**Task prompt**
Every line in the data below that includes "name" belongs in the answer, copied as it stands.

((

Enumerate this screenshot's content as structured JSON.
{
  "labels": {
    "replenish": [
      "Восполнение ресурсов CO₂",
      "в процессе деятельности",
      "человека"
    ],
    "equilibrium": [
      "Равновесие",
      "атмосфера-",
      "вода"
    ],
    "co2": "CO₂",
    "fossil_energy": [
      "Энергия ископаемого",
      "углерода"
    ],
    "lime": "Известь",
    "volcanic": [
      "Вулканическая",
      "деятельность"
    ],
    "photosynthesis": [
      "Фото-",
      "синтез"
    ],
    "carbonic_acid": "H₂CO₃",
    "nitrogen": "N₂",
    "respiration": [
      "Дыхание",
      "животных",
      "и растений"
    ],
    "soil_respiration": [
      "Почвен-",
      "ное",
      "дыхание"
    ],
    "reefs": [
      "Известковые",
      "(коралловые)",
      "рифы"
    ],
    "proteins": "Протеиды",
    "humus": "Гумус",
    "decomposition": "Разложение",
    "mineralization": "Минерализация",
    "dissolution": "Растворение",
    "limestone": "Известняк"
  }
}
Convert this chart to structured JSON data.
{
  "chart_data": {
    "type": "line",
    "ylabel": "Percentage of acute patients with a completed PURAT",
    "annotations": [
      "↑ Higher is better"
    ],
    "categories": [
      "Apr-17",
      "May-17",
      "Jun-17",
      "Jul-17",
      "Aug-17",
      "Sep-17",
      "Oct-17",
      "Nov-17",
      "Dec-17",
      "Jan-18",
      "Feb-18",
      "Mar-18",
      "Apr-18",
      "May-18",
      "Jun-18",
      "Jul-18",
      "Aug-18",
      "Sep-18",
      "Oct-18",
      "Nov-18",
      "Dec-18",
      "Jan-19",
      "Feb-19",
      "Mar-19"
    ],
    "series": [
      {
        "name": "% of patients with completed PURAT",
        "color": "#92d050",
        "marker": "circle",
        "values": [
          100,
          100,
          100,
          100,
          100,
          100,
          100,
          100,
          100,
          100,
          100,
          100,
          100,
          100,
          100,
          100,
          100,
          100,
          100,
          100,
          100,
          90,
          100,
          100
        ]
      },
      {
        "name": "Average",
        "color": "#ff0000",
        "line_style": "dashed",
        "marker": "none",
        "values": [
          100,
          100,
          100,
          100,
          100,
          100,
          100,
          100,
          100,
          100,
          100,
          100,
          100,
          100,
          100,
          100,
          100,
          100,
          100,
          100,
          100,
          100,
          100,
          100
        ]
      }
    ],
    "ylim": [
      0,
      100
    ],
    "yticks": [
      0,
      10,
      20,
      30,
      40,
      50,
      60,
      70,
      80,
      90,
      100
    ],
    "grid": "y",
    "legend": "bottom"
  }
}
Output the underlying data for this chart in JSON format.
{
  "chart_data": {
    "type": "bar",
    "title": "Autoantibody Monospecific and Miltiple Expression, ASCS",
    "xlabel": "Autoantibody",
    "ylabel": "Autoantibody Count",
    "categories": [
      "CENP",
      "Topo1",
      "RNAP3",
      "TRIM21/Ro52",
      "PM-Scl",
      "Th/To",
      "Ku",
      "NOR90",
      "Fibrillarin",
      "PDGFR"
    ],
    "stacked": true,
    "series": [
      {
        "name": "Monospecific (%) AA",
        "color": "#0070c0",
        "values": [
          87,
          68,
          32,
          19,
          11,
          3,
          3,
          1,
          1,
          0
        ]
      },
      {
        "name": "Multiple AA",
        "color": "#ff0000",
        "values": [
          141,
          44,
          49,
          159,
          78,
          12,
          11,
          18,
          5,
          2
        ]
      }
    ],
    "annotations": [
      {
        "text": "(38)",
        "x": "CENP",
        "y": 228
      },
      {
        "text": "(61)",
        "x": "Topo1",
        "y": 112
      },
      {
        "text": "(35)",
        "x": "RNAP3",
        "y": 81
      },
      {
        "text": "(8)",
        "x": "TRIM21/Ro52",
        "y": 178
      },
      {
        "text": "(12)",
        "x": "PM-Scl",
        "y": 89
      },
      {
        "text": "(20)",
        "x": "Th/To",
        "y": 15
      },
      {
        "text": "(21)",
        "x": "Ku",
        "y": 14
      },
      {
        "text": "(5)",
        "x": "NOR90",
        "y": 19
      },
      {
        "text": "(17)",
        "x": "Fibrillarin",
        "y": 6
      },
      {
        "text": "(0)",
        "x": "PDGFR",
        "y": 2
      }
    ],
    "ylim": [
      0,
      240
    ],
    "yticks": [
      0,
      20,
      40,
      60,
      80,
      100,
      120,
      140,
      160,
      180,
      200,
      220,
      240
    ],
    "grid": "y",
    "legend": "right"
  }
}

))

**Result of this exercise**
        "name": "% of patients with completed PURAT",
        "name": "Average",
        "name": "Monospecific (%) AA",
        "name": "Multiple AA",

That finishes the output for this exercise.